- **WHAT NEEDS TO BE DONE**
The listing below should be written out exactly; please include all of it.

***** EXTRACTED ENTRIES

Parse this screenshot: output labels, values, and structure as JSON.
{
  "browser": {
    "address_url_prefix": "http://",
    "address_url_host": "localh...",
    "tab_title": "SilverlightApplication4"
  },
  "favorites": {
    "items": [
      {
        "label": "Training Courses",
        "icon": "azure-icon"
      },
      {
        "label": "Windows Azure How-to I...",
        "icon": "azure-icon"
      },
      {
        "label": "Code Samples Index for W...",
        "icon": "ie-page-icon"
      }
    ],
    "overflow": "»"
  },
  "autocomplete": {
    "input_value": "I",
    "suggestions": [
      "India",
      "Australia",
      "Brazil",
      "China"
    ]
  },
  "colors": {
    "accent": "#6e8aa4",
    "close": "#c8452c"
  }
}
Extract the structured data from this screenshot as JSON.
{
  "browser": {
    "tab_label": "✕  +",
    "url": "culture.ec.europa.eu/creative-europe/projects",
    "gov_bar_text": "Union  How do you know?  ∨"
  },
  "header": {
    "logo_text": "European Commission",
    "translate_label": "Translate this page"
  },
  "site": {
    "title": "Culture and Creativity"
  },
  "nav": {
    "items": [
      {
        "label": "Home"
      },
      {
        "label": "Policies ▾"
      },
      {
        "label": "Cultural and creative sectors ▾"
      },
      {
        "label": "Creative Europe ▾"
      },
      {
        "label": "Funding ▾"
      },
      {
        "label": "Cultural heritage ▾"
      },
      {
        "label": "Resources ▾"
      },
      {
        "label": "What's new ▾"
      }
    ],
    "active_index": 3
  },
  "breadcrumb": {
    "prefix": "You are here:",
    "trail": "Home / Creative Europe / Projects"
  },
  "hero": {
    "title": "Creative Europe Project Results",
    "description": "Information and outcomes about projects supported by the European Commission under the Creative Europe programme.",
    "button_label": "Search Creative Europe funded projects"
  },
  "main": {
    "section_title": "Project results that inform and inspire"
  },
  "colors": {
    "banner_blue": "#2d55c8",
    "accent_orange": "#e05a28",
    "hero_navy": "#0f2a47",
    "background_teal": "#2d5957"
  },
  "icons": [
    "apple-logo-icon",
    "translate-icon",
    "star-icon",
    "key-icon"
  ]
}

**********

- **EXERCISE SOLUTION**
Parse this screenshot: output labels, values, and structure as JSON.
{
  "browser": {
    "address_url_prefix": "http://",
    "address_url_host": "localh...",
    "tab_title": "SilverlightApplication4"
  },
  "favorites": {
    "items": [
      {
        "label": "Training Courses",
        "icon": "azure-icon"
      },
      {
        "label": "Windows Azure How-to I...",
        "icon": "azure-icon"
      },
      {
        "label": "Code Samples Index for W...",
        "icon": "ie-page-icon"
      }
    ],
    "overflow": "»"
  },
  "autocomplete": {
    "input_value": "I",
    "suggestions": [
      "India",
      "Australia",
      "Brazil",
      "China"
    ]
  },
  "colors": {
    "accent": "#6e8aa4",
    "close": "#c8452c"
  }
}
Extract the structured data from this screenshot as JSON.
{
  "browser": {
    "tab_label": "✕  +",
    "url": "culture.ec.europa.eu/creative-europe/projects",
    "gov_bar_text": "Union  How do you know?  ∨"
  },
  "header": {
    "logo_text": "European Commission",
    "translate_label": "Translate this page"
  },
  "site": {
    "title": "Culture and Creativity"
  },
  "nav": {
    "items": [
      {
        "label": "Home"
      },
      {
        "label": "Policies ▾"
      },
      {
        "label": "Cultural and creative sectors ▾"
      },
      {
        "label": "Creative Europe ▾"
      },
      {
        "label": "Funding ▾"
      },
      {
        "label": "Cultural heritage ▾"
      },
      {
        "label": "Resources ▾"
      },
      {
        "label": "What's new ▾"
      }
    ],
    "active_index": 3
  },
  "breadcrumb": {
    "prefix": "You are here:",
    "trail": "Home / Creative Europe / Projects"
  },
  "hero": {
    "title": "Creative Europe Project Results",
    "description": "Information and outcomes about projects supported by the European Commission under the Creative Europe programme.",
    "button_label": "Search Creative Europe funded projects"
  },
  "main": {
    "section_title": "Project results that inform and inspire"
  },
  "colors": {
    "banner_blue": "#2d55c8",
    "accent_orange": "#e05a28",
    "hero_navy": "#0f2a47",
    "background_teal": "#2d5957"
  },
  "icons": [
    "apple-logo-icon",
    "translate-icon",
    "star-icon",
    "key-icon"
  ]
}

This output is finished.